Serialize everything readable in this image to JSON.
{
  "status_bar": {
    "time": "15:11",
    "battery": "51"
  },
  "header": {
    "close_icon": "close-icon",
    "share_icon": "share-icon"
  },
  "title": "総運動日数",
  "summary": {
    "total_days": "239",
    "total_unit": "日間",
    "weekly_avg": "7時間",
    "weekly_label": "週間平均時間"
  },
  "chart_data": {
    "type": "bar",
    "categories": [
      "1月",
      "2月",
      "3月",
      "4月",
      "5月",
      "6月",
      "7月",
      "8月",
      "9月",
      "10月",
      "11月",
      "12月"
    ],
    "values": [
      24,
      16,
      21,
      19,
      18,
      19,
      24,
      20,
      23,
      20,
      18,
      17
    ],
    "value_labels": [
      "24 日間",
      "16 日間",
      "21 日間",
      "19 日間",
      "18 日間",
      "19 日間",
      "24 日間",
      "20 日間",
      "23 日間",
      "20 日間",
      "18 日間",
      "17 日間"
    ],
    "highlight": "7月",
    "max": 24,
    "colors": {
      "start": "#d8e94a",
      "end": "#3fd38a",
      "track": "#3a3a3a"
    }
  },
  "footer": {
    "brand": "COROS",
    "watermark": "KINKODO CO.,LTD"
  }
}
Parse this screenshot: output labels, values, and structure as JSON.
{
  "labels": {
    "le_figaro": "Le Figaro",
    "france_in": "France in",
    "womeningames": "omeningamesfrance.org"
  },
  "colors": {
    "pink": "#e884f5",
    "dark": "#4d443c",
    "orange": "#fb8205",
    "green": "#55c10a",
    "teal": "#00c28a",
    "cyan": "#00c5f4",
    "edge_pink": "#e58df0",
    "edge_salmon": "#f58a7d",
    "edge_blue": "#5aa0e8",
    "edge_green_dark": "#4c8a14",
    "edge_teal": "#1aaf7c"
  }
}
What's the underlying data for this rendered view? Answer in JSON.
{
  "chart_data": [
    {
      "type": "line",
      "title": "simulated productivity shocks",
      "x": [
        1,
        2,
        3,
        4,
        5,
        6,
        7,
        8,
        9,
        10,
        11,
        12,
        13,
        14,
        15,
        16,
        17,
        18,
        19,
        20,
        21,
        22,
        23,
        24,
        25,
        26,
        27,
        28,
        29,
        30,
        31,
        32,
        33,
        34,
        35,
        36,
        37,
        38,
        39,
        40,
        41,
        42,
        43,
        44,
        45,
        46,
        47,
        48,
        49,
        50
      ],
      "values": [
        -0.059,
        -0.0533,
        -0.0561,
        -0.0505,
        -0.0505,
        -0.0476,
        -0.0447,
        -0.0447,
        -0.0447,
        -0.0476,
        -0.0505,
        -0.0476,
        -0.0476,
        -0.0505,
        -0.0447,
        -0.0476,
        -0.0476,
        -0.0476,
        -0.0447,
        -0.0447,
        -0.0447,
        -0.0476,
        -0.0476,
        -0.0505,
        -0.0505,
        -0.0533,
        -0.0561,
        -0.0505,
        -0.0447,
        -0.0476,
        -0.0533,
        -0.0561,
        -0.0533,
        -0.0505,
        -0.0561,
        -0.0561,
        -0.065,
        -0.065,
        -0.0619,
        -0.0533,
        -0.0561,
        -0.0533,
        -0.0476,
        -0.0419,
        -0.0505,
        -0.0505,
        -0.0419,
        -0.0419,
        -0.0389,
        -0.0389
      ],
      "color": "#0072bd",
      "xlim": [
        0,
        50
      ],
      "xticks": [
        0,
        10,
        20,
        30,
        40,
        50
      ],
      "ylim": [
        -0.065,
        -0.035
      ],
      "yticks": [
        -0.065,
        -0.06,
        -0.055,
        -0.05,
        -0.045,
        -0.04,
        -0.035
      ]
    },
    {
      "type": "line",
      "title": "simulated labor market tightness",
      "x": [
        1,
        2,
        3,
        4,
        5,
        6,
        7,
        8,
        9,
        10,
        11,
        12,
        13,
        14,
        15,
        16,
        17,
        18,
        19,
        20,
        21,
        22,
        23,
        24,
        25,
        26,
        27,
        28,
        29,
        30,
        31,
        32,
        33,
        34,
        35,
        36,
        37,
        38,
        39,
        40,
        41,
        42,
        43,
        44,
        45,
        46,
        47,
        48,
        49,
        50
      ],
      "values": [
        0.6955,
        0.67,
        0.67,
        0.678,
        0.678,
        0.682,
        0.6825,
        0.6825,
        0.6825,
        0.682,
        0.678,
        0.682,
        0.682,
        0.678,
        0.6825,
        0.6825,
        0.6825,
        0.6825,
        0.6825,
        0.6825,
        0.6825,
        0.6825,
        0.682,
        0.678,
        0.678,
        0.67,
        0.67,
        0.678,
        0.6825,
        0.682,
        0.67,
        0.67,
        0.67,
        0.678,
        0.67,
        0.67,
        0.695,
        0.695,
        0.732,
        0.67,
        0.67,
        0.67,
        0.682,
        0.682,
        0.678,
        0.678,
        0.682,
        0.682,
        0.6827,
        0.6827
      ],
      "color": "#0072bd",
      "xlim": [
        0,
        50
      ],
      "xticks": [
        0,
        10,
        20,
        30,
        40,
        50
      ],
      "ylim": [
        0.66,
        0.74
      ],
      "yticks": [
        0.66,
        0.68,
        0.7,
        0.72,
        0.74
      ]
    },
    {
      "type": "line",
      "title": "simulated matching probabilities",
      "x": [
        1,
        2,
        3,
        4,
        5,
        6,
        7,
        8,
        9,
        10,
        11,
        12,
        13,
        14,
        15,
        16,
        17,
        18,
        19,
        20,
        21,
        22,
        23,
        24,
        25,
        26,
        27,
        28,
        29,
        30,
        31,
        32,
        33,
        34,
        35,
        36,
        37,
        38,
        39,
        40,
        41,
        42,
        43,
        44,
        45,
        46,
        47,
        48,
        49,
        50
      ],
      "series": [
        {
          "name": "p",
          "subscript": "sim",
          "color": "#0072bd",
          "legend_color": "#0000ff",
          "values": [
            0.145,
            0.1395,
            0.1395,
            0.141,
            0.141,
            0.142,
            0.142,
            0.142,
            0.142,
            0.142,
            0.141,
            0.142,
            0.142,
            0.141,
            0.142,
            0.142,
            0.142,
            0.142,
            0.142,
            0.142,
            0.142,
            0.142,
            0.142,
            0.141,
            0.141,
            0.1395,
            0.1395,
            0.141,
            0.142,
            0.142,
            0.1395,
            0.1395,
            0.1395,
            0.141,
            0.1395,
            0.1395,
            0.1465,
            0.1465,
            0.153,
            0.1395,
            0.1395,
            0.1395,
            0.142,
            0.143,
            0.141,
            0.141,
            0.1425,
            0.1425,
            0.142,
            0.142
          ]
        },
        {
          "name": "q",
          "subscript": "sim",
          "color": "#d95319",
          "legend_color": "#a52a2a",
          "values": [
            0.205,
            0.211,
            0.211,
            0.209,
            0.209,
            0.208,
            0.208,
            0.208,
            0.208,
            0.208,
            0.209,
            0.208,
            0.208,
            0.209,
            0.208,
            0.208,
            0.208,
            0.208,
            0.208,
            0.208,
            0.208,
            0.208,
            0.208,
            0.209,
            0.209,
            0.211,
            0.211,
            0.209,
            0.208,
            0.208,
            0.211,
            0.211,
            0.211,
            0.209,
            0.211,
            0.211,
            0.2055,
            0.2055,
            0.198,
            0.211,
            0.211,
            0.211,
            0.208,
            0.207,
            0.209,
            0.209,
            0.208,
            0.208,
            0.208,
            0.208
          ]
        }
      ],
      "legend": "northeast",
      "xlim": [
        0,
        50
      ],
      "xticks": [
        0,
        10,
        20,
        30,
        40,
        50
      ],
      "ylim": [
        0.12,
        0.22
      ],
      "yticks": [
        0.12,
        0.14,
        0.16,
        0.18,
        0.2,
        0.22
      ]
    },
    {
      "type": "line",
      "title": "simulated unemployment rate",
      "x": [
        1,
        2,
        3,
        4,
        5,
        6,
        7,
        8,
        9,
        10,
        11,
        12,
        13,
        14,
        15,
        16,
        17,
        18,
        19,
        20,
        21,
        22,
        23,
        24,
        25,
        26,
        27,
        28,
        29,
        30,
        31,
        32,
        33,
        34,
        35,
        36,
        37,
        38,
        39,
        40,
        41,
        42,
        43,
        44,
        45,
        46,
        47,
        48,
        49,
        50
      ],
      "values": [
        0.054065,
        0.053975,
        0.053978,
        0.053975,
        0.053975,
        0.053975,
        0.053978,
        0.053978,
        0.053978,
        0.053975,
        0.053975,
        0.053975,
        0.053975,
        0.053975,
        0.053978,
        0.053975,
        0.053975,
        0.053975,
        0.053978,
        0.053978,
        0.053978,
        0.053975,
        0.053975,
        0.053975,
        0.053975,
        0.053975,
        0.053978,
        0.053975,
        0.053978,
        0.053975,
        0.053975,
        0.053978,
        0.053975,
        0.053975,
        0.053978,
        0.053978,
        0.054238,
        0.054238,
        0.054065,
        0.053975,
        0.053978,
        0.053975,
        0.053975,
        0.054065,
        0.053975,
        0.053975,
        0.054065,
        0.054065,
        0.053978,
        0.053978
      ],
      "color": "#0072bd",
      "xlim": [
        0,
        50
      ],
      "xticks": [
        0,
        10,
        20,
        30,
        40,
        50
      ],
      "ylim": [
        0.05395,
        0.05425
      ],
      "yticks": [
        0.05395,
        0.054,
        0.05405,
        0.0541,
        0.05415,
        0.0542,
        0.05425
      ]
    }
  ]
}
##############################
Find every line that includes the string "JSON". Report how many there are and nothing else.

### Solution to the problem
3